Task statement -> Say how many lines in the data below contain the word "Tahsilat", and give no other text.

Stored records ->
--
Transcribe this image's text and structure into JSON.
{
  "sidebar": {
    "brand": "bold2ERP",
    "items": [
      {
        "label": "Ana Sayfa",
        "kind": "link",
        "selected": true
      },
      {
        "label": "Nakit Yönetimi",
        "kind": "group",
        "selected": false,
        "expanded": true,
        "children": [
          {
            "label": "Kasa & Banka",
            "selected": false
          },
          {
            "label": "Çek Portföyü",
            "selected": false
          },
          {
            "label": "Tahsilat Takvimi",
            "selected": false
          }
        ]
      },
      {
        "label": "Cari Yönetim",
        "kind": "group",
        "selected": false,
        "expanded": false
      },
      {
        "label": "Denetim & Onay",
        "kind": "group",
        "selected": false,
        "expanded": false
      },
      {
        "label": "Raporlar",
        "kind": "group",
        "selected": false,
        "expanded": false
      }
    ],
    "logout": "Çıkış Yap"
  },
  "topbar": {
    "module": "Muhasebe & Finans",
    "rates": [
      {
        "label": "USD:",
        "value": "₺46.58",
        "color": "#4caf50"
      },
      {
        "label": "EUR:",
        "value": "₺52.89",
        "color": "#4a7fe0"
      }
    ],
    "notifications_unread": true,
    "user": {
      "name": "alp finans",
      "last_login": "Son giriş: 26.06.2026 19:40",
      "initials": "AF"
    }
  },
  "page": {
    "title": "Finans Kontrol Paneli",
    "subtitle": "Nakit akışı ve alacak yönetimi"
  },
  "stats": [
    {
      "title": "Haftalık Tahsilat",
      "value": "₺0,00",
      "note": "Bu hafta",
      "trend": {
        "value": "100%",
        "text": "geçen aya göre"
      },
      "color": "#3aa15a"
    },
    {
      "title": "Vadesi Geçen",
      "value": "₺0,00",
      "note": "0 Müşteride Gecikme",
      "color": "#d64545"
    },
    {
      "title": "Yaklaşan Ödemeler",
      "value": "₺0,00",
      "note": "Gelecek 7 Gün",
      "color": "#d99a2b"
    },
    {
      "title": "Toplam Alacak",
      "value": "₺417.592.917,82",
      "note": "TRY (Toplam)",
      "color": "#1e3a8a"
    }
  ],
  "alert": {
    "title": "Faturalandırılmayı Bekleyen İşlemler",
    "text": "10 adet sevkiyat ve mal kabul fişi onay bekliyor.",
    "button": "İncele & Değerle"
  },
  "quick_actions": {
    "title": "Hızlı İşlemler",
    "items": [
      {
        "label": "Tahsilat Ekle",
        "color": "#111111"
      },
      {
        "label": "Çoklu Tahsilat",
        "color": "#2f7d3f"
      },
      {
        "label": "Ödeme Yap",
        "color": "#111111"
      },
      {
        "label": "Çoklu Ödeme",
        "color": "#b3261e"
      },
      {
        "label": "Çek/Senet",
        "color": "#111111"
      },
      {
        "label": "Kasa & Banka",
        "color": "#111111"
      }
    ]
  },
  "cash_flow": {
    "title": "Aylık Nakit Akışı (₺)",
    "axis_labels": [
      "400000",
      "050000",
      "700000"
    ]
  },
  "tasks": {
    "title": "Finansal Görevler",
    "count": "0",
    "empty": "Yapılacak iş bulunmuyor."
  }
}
--
Reply -> 4